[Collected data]
========================

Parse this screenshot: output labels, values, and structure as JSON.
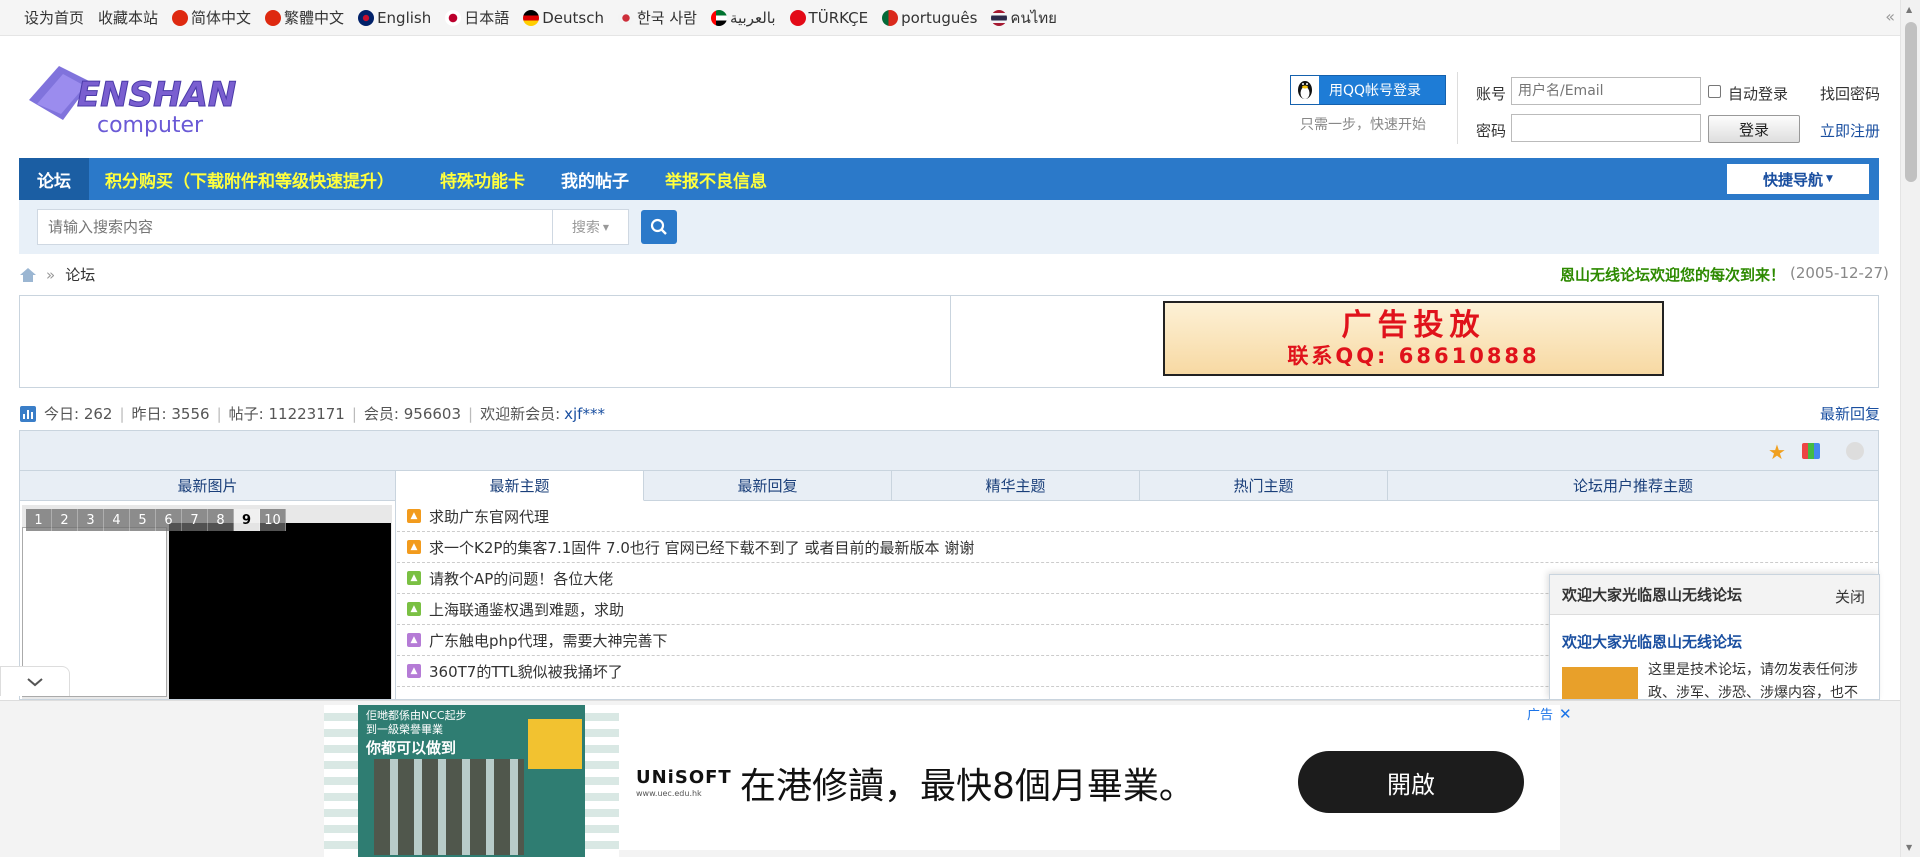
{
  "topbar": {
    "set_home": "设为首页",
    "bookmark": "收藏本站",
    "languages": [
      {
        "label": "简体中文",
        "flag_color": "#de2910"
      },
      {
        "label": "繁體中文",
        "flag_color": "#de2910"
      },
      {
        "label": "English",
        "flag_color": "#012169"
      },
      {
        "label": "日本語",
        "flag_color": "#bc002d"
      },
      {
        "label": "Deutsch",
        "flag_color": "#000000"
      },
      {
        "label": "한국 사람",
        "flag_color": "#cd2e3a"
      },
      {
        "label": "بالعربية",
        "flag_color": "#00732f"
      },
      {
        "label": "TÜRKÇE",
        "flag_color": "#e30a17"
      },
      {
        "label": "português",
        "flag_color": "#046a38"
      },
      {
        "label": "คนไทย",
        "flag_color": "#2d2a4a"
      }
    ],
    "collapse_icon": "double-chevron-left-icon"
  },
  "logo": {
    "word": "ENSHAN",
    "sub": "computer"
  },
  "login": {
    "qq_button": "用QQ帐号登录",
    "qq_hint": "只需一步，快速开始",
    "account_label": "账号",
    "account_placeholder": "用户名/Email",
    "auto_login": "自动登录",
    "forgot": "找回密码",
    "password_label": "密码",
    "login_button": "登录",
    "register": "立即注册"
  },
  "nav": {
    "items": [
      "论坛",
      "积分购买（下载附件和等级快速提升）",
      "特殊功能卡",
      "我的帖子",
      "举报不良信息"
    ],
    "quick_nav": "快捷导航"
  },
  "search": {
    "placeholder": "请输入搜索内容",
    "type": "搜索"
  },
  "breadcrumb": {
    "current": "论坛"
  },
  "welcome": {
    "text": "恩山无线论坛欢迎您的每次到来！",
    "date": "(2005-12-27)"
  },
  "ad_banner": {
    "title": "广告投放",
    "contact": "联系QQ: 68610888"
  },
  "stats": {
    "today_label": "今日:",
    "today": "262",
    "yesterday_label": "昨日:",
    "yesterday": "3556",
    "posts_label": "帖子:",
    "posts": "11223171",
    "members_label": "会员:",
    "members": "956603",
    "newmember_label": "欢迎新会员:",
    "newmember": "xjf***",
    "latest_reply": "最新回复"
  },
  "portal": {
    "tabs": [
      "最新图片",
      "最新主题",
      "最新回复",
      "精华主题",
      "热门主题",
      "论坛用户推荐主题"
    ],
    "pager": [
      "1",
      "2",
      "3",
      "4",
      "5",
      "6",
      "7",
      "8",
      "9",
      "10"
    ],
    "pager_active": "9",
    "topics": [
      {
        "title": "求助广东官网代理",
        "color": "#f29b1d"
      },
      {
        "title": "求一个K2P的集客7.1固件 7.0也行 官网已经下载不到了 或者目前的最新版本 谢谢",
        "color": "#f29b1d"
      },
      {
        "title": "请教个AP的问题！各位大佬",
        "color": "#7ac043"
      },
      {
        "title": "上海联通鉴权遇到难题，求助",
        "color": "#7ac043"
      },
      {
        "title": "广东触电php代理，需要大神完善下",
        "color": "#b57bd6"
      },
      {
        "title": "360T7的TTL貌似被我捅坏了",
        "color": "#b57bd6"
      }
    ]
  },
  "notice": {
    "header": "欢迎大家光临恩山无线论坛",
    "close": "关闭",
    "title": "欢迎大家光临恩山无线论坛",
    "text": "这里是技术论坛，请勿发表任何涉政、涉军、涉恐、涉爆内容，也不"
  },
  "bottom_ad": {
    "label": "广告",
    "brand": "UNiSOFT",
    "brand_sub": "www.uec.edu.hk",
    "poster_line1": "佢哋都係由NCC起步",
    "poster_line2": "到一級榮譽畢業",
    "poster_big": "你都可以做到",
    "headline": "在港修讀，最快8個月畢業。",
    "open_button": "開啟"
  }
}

========================

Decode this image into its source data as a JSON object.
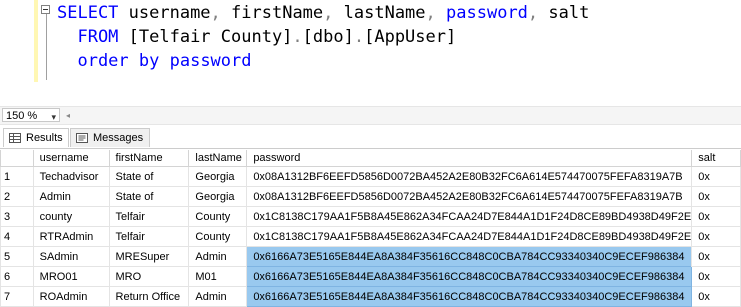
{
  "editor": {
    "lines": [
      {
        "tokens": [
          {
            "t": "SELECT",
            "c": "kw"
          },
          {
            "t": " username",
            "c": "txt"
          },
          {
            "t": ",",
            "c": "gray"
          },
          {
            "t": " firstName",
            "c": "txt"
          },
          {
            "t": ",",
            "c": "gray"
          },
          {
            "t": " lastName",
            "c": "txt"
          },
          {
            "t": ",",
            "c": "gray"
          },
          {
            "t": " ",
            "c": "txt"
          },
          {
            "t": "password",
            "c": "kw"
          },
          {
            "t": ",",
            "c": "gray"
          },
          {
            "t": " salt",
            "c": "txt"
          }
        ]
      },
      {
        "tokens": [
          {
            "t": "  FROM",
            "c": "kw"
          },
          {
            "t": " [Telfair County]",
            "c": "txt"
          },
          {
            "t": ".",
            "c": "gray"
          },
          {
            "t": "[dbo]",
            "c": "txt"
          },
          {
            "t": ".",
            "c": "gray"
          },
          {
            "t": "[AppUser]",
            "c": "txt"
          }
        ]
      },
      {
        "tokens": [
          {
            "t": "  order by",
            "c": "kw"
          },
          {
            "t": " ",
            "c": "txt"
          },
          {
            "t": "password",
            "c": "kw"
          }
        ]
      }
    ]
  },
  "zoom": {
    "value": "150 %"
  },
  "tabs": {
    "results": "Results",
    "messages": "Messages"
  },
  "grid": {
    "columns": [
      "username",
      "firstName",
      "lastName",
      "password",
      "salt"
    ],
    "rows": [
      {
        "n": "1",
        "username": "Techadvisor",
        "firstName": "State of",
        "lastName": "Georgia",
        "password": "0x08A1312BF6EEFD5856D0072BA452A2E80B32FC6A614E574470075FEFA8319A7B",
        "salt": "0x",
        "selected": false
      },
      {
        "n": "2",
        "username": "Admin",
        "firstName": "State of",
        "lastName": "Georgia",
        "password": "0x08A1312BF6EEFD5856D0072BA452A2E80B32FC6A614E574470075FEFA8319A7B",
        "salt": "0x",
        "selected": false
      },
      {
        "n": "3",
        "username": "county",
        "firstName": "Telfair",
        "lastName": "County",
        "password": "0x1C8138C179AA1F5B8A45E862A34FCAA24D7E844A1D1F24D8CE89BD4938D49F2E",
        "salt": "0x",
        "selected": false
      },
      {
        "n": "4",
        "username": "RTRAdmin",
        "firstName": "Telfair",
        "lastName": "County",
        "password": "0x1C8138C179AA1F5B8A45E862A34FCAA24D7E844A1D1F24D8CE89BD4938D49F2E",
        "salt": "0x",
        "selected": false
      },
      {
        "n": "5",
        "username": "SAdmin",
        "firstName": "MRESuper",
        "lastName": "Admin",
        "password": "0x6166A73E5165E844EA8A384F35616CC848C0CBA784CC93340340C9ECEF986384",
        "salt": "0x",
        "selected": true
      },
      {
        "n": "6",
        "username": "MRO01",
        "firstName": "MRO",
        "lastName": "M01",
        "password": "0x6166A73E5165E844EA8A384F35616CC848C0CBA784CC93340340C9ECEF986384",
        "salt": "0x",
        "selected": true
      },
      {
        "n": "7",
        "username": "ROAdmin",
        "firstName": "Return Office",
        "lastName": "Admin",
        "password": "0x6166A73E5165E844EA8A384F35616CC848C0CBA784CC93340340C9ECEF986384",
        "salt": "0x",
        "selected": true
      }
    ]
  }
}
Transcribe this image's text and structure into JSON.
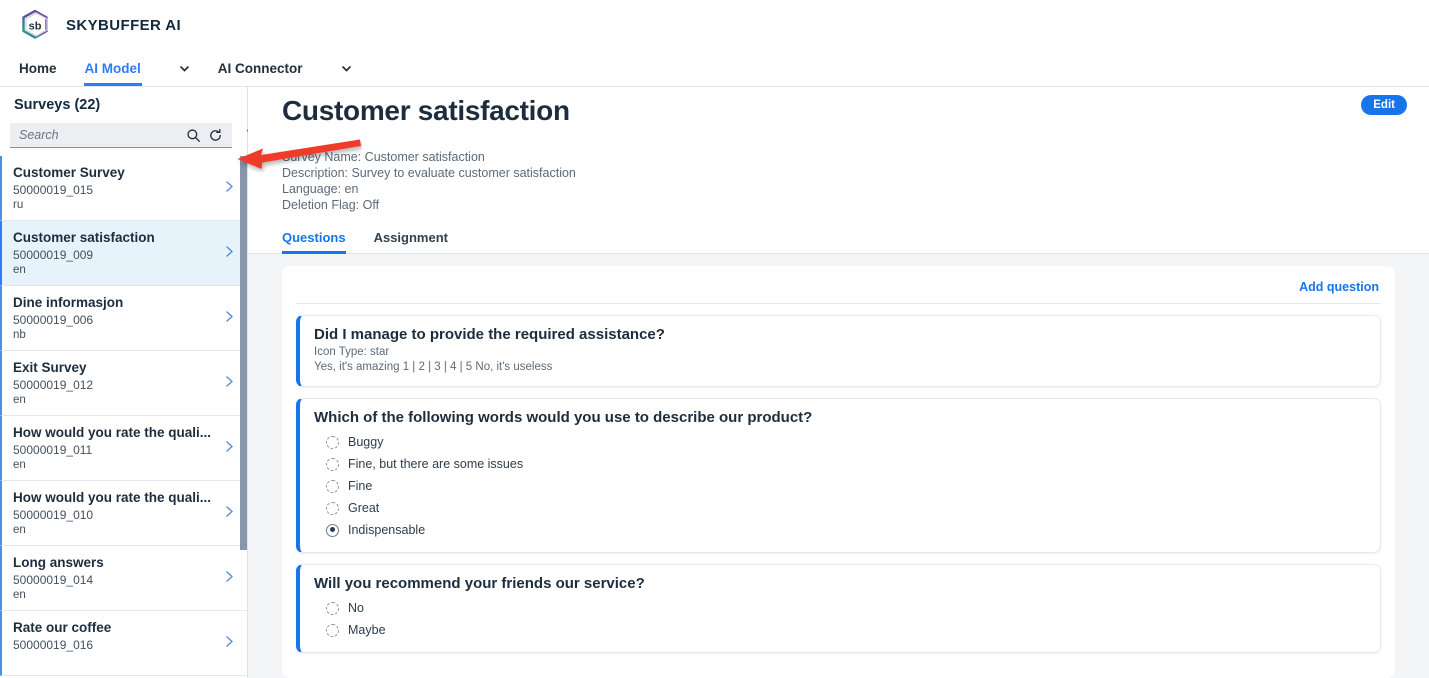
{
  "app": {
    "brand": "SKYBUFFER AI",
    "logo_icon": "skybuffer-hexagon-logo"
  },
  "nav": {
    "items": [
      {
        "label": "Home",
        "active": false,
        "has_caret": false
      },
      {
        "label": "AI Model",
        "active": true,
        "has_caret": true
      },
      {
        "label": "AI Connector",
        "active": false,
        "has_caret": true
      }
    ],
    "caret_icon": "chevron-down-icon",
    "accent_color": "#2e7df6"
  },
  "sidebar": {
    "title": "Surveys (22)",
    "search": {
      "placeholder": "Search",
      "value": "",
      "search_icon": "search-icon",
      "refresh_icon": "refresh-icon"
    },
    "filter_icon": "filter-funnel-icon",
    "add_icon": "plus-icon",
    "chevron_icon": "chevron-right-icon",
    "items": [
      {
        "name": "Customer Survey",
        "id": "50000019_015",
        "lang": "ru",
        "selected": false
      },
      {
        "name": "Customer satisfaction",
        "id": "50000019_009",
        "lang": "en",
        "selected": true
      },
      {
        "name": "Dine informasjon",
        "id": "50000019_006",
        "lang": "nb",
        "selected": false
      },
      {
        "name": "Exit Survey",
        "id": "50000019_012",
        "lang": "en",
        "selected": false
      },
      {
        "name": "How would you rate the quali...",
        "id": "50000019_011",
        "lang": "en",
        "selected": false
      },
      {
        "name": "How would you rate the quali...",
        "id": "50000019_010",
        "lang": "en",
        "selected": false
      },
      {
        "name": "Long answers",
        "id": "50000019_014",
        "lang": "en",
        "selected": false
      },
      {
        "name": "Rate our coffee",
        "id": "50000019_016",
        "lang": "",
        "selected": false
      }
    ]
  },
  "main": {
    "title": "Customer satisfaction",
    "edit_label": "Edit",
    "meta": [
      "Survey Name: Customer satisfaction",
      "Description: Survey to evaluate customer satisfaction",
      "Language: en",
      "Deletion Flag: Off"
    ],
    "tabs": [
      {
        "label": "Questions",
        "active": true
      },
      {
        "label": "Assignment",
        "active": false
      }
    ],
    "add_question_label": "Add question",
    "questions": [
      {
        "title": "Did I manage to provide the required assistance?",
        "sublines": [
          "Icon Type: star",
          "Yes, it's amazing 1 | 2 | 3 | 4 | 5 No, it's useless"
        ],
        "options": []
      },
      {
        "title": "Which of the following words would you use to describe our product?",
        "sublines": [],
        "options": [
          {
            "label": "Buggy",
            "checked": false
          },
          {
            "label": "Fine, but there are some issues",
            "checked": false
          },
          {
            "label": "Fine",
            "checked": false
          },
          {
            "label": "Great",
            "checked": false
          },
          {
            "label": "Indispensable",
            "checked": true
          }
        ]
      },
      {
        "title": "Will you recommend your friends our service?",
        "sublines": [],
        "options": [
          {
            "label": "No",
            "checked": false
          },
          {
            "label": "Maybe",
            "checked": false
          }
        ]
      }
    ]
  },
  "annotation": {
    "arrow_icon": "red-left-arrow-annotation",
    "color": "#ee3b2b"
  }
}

========================

▶ **DIRECTIVE**
For the material, find the number of lines holding the word "chevron" and give that figure and nothing more.

▶ **EXPECTED ANSWER**
3